### Given exercise
In the material below, find every line with "WindowControl" and pull it out.

Dataset excerpts:
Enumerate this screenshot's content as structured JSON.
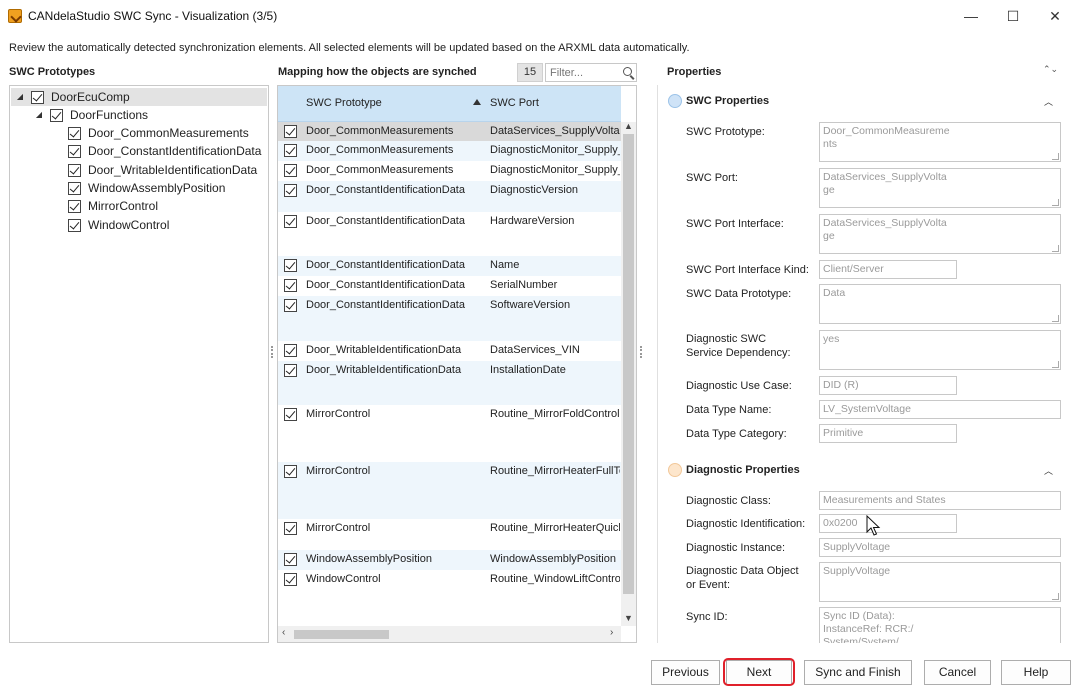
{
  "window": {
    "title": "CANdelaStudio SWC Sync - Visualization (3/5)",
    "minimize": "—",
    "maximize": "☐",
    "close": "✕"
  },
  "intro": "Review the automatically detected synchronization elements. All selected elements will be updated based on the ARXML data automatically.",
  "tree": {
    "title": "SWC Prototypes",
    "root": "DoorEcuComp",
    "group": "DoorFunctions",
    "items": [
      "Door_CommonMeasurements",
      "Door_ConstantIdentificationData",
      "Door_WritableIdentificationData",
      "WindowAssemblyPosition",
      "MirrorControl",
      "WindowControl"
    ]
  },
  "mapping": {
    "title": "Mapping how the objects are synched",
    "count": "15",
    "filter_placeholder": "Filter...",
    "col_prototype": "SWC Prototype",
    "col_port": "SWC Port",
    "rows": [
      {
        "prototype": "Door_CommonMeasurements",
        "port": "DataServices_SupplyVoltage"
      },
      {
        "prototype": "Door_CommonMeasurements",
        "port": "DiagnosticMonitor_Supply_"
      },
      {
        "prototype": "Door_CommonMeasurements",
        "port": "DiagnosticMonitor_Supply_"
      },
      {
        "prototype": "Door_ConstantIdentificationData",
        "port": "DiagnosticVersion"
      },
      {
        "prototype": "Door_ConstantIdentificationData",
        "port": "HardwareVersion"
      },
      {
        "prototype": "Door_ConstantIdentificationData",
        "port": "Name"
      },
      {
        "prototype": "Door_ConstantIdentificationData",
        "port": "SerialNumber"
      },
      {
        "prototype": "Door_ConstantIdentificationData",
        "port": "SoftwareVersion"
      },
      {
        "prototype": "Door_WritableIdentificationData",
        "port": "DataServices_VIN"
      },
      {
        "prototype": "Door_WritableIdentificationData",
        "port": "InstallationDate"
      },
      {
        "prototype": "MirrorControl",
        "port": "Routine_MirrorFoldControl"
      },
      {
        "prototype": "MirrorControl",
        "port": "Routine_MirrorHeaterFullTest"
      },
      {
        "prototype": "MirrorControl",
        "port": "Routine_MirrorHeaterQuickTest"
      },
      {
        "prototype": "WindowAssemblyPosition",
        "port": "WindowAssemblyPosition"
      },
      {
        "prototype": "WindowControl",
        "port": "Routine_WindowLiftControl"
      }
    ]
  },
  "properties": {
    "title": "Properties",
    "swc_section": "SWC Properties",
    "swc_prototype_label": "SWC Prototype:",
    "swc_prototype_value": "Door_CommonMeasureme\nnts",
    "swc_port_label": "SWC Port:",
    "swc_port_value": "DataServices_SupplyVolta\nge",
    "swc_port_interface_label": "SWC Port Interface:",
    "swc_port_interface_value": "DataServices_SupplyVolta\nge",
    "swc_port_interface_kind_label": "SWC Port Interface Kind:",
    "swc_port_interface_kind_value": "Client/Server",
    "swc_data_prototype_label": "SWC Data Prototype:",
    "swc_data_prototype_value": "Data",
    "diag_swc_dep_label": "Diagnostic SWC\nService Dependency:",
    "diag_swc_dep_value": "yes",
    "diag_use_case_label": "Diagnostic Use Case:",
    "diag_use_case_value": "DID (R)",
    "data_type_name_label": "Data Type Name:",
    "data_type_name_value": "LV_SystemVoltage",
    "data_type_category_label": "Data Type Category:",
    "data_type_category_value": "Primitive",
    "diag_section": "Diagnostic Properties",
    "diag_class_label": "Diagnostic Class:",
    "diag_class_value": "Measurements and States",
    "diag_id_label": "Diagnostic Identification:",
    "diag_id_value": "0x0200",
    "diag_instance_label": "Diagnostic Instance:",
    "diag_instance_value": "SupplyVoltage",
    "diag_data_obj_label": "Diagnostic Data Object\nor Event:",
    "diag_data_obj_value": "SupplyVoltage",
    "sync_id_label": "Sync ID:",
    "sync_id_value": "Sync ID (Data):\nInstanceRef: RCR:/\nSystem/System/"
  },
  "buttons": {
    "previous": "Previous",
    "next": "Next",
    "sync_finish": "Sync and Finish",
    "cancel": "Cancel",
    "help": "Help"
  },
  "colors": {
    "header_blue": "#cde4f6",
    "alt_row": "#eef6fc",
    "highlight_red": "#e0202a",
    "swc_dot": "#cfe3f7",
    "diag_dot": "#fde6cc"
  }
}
...
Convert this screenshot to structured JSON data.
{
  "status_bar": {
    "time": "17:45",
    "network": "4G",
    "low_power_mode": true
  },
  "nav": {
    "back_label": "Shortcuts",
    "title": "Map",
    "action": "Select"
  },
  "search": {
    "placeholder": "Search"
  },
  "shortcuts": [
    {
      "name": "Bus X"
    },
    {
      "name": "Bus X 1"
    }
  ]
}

### Task result
      "WindowControl"
        "prototype": "WindowControl",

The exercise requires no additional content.